_WRITTEN INSTRUCTION_
Repeat the records below exactly.

※ ※ ※

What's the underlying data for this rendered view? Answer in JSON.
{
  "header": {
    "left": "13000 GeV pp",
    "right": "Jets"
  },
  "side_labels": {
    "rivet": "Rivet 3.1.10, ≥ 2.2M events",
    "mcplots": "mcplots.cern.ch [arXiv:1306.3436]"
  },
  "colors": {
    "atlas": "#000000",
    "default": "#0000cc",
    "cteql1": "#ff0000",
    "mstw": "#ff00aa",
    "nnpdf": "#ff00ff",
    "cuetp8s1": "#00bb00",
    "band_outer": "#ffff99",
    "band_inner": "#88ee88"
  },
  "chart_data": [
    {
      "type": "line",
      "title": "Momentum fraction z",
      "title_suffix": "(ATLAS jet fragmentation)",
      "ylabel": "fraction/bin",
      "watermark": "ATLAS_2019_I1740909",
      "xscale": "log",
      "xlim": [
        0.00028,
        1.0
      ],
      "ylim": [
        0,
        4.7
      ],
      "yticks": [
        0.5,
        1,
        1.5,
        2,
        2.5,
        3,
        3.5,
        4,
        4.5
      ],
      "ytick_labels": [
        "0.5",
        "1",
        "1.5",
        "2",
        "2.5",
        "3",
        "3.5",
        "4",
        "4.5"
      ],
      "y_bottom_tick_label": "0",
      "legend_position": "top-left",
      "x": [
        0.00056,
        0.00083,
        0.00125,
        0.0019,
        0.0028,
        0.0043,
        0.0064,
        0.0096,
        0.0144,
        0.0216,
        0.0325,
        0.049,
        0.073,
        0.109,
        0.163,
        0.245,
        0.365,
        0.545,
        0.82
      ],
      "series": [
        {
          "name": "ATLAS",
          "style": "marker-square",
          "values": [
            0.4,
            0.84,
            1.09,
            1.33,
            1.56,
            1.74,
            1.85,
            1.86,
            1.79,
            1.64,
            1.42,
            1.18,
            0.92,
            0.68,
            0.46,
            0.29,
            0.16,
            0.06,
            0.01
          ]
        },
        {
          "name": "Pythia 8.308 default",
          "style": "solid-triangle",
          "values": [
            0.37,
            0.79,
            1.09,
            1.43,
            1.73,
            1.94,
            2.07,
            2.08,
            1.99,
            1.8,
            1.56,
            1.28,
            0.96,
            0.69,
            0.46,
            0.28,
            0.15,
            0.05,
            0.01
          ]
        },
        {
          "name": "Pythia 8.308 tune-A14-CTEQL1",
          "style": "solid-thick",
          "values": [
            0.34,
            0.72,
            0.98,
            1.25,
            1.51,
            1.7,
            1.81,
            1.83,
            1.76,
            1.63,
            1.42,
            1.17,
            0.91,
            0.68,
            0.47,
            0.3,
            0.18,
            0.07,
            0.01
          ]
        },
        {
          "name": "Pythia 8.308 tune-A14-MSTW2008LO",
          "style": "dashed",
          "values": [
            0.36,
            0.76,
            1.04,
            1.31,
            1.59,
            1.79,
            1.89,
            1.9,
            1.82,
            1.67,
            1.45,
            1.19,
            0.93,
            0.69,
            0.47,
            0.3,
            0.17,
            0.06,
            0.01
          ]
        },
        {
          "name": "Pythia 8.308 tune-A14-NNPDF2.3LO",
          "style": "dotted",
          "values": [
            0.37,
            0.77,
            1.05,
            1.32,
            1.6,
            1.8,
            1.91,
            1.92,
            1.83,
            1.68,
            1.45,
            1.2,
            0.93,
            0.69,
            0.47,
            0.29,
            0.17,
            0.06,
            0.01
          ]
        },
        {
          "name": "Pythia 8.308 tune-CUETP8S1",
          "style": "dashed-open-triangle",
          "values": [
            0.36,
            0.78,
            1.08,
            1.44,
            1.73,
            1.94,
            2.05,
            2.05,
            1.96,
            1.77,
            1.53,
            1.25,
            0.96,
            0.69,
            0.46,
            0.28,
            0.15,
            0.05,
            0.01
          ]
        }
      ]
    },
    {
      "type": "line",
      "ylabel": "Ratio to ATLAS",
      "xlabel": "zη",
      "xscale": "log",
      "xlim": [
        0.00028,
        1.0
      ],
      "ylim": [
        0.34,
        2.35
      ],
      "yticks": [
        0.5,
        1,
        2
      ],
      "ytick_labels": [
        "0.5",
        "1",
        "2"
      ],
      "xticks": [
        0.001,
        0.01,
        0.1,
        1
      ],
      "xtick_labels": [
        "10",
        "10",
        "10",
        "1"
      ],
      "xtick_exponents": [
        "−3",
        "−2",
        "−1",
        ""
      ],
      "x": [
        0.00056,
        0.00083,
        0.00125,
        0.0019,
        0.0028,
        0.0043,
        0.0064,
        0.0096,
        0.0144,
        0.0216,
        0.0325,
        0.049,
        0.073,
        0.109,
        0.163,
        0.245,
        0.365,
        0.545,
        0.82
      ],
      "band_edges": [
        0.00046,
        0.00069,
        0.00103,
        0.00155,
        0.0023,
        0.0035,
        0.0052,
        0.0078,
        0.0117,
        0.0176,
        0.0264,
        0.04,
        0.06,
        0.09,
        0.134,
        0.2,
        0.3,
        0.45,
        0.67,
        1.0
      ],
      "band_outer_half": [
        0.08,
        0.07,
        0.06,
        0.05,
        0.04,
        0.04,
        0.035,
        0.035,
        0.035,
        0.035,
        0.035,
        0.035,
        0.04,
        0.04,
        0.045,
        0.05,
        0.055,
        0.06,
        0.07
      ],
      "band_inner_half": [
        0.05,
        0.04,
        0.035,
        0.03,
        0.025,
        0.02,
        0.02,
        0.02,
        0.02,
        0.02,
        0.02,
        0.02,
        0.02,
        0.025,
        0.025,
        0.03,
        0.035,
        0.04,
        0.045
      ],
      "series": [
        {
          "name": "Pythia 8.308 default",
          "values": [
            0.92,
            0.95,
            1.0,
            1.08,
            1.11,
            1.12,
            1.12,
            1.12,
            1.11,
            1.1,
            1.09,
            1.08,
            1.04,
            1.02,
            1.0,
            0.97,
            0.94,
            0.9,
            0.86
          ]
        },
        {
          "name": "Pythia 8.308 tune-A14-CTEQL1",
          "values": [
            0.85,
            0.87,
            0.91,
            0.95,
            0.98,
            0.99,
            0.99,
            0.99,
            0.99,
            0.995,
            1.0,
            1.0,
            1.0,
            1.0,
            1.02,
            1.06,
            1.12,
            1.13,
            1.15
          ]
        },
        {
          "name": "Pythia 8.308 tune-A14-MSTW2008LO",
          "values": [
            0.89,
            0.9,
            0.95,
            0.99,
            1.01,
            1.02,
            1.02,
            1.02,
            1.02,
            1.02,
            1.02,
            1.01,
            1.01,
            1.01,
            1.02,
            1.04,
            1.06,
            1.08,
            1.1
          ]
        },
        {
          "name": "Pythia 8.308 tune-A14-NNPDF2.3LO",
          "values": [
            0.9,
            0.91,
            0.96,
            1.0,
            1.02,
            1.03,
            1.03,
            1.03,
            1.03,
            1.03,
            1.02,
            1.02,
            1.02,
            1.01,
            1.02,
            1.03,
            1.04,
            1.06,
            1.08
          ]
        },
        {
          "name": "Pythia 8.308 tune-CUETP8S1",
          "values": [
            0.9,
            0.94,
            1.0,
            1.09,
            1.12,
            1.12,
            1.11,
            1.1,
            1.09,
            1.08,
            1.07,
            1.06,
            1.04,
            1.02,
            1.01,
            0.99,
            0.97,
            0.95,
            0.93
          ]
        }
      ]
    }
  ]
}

※ ※ ※

_SOLUTION FOR THIS PROBLEM_
What's the underlying data for this rendered view? Answer in JSON.
{
  "header": {
    "left": "13000 GeV pp",
    "right": "Jets"
  },
  "side_labels": {
    "rivet": "Rivet 3.1.10, ≥ 2.2M events",
    "mcplots": "mcplots.cern.ch [arXiv:1306.3436]"
  },
  "colors": {
    "atlas": "#000000",
    "default": "#0000cc",
    "cteql1": "#ff0000",
    "mstw": "#ff00aa",
    "nnpdf": "#ff00ff",
    "cuetp8s1": "#00bb00",
    "band_outer": "#ffff99",
    "band_inner": "#88ee88"
  },
  "chart_data": [
    {
      "type": "line",
      "title": "Momentum fraction z",
      "title_suffix": "(ATLAS jet fragmentation)",
      "ylabel": "fraction/bin",
      "watermark": "ATLAS_2019_I1740909",
      "xscale": "log",
      "xlim": [
        0.00028,
        1.0
      ],
      "ylim": [
        0,
        4.7
      ],
      "yticks": [
        0.5,
        1,
        1.5,
        2,
        2.5,
        3,
        3.5,
        4,
        4.5
      ],
      "ytick_labels": [
        "0.5",
        "1",
        "1.5",
        "2",
        "2.5",
        "3",
        "3.5",
        "4",
        "4.5"
      ],
      "y_bottom_tick_label": "0",
      "legend_position": "top-left",
      "x": [
        0.00056,
        0.00083,
        0.00125,
        0.0019,
        0.0028,
        0.0043,
        0.0064,
        0.0096,
        0.0144,
        0.0216,
        0.0325,
        0.049,
        0.073,
        0.109,
        0.163,
        0.245,
        0.365,
        0.545,
        0.82
      ],
      "series": [
        {
          "name": "ATLAS",
          "style": "marker-square",
          "values": [
            0.4,
            0.84,
            1.09,
            1.33,
            1.56,
            1.74,
            1.85,
            1.86,
            1.79,
            1.64,
            1.42,
            1.18,
            0.92,
            0.68,
            0.46,
            0.29,
            0.16,
            0.06,
            0.01
          ]
        },
        {
          "name": "Pythia 8.308 default",
          "style": "solid-triangle",
          "values": [
            0.37,
            0.79,
            1.09,
            1.43,
            1.73,
            1.94,
            2.07,
            2.08,
            1.99,
            1.8,
            1.56,
            1.28,
            0.96,
            0.69,
            0.46,
            0.28,
            0.15,
            0.05,
            0.01
          ]
        },
        {
          "name": "Pythia 8.308 tune-A14-CTEQL1",
          "style": "solid-thick",
          "values": [
            0.34,
            0.72,
            0.98,
            1.25,
            1.51,
            1.7,
            1.81,
            1.83,
            1.76,
            1.63,
            1.42,
            1.17,
            0.91,
            0.68,
            0.47,
            0.3,
            0.18,
            0.07,
            0.01
          ]
        },
        {
          "name": "Pythia 8.308 tune-A14-MSTW2008LO",
          "style": "dashed",
          "values": [
            0.36,
            0.76,
            1.04,
            1.31,
            1.59,
            1.79,
            1.89,
            1.9,
            1.82,
            1.67,
            1.45,
            1.19,
            0.93,
            0.69,
            0.47,
            0.3,
            0.17,
            0.06,
            0.01
          ]
        },
        {
          "name": "Pythia 8.308 tune-A14-NNPDF2.3LO",
          "style": "dotted",
          "values": [
            0.37,
            0.77,
            1.05,
            1.32,
            1.6,
            1.8,
            1.91,
            1.92,
            1.83,
            1.68,
            1.45,
            1.2,
            0.93,
            0.69,
            0.47,
            0.29,
            0.17,
            0.06,
            0.01
          ]
        },
        {
          "name": "Pythia 8.308 tune-CUETP8S1",
          "style": "dashed-open-triangle",
          "values": [
            0.36,
            0.78,
            1.08,
            1.44,
            1.73,
            1.94,
            2.05,
            2.05,
            1.96,
            1.77,
            1.53,
            1.25,
            0.96,
            0.69,
            0.46,
            0.28,
            0.15,
            0.05,
            0.01
          ]
        }
      ]
    },
    {
      "type": "line",
      "ylabel": "Ratio to ATLAS",
      "xlabel": "zη",
      "xscale": "log",
      "xlim": [
        0.00028,
        1.0
      ],
      "ylim": [
        0.34,
        2.35
      ],
      "yticks": [
        0.5,
        1,
        2
      ],
      "ytick_labels": [
        "0.5",
        "1",
        "2"
      ],
      "xticks": [
        0.001,
        0.01,
        0.1,
        1
      ],
      "xtick_labels": [
        "10",
        "10",
        "10",
        "1"
      ],
      "xtick_exponents": [
        "−3",
        "−2",
        "−1",
        ""
      ],
      "x": [
        0.00056,
        0.00083,
        0.00125,
        0.0019,
        0.0028,
        0.0043,
        0.0064,
        0.0096,
        0.0144,
        0.0216,
        0.0325,
        0.049,
        0.073,
        0.109,
        0.163,
        0.245,
        0.365,
        0.545,
        0.82
      ],
      "band_edges": [
        0.00046,
        0.00069,
        0.00103,
        0.00155,
        0.0023,
        0.0035,
        0.0052,
        0.0078,
        0.0117,
        0.0176,
        0.0264,
        0.04,
        0.06,
        0.09,
        0.134,
        0.2,
        0.3,
        0.45,
        0.67,
        1.0
      ],
      "band_outer_half": [
        0.08,
        0.07,
        0.06,
        0.05,
        0.04,
        0.04,
        0.035,
        0.035,
        0.035,
        0.035,
        0.035,
        0.035,
        0.04,
        0.04,
        0.045,
        0.05,
        0.055,
        0.06,
        0.07
      ],
      "band_inner_half": [
        0.05,
        0.04,
        0.035,
        0.03,
        0.025,
        0.02,
        0.02,
        0.02,
        0.02,
        0.02,
        0.02,
        0.02,
        0.02,
        0.025,
        0.025,
        0.03,
        0.035,
        0.04,
        0.045
      ],
      "series": [
        {
          "name": "Pythia 8.308 default",
          "values": [
            0.92,
            0.95,
            1.0,
            1.08,
            1.11,
            1.12,
            1.12,
            1.12,
            1.11,
            1.1,
            1.09,
            1.08,
            1.04,
            1.02,
            1.0,
            0.97,
            0.94,
            0.9,
            0.86
          ]
        },
        {
          "name": "Pythia 8.308 tune-A14-CTEQL1",
          "values": [
            0.85,
            0.87,
            0.91,
            0.95,
            0.98,
            0.99,
            0.99,
            0.99,
            0.99,
            0.995,
            1.0,
            1.0,
            1.0,
            1.0,
            1.02,
            1.06,
            1.12,
            1.13,
            1.15
          ]
        },
        {
          "name": "Pythia 8.308 tune-A14-MSTW2008LO",
          "values": [
            0.89,
            0.9,
            0.95,
            0.99,
            1.01,
            1.02,
            1.02,
            1.02,
            1.02,
            1.02,
            1.02,
            1.01,
            1.01,
            1.01,
            1.02,
            1.04,
            1.06,
            1.08,
            1.1
          ]
        },
        {
          "name": "Pythia 8.308 tune-A14-NNPDF2.3LO",
          "values": [
            0.9,
            0.91,
            0.96,
            1.0,
            1.02,
            1.03,
            1.03,
            1.03,
            1.03,
            1.03,
            1.02,
            1.02,
            1.02,
            1.01,
            1.02,
            1.03,
            1.04,
            1.06,
            1.08
          ]
        },
        {
          "name": "Pythia 8.308 tune-CUETP8S1",
          "values": [
            0.9,
            0.94,
            1.0,
            1.09,
            1.12,
            1.12,
            1.11,
            1.1,
            1.09,
            1.08,
            1.07,
            1.06,
            1.04,
            1.02,
            1.01,
            0.99,
            0.97,
            0.95,
            0.93
          ]
        }
      ]
    }
  ]
}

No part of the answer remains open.